• [What is required] Leave out the pictures; transcribe all else exactly.

• [Dataset rows]
----------------------------------------

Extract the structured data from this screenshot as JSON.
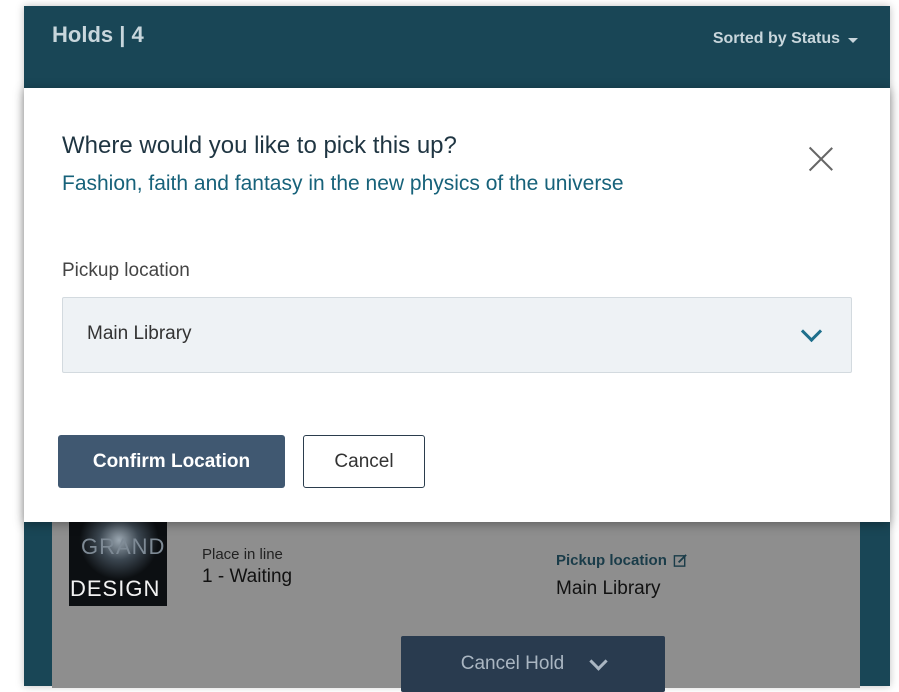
{
  "holds_header": {
    "title": "Holds | 4",
    "sort_label": "Sorted by Status"
  },
  "hold_item": {
    "cover_words": [
      "GRAND",
      "DESIGN"
    ],
    "place_in_line_label": "Place in line",
    "place_in_line_value": "1 - Waiting",
    "pickup_location_label": "Pickup location",
    "pickup_location_value": "Main Library",
    "cancel_hold_label": "Cancel Hold"
  },
  "modal": {
    "title": "Where would you like to pick this up?",
    "subtitle": "Fashion, faith and fantasy in the new physics of the universe",
    "field_label": "Pickup location",
    "selected_location": "Main Library",
    "confirm_label": "Confirm Location",
    "cancel_label": "Cancel"
  },
  "colors": {
    "header_bg": "#194656",
    "primary_button": "#405871",
    "accent_text": "#17627a"
  }
}
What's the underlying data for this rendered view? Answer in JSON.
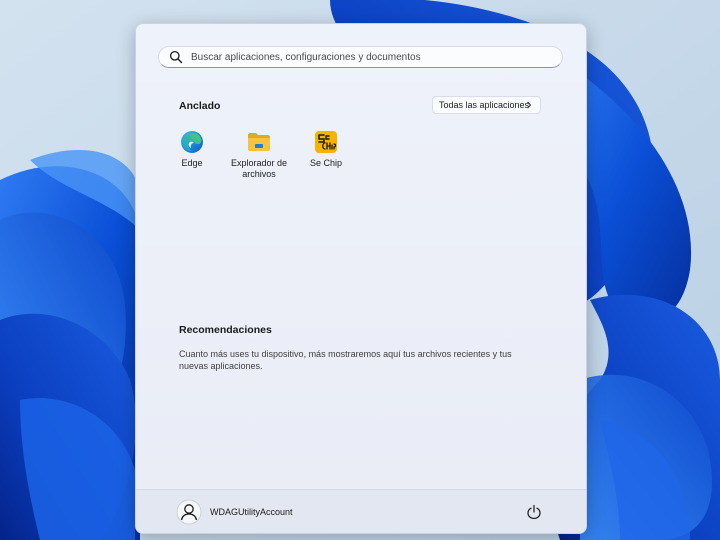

----------------------------------------

• [Finished task]
Extract the structured data from this screenshot as JSON.
{
  "holds_header": {
    "title": "Holds | 4",
    "sort_label": "Sorted by Status"
  },
  "hold_item": {
    "cover_words": [
      "GRAND",
      "DESIGN"
    ],
    "place_in_line_label": "Place in line",
    "place_in_line_value": "1 - Waiting",
    "pickup_location_label": "Pickup location",
    "pickup_location_value": "Main Library",
    "cancel_hold_label": "Cancel Hold"
  },
  "modal": {
    "title": "Where would you like to pick this up?",
    "subtitle": "Fashion, faith and fantasy in the new physics of the universe",
    "field_label": "Pickup location",
    "selected_location": "Main Library",
    "confirm_label": "Confirm Location",
    "cancel_label": "Cancel"
  },
  "colors": {
    "header_bg": "#194656",
    "primary_button": "#405871",
    "accent_text": "#17627a"
  }
}
What's the underlying data for this rendered view? Answer in JSON.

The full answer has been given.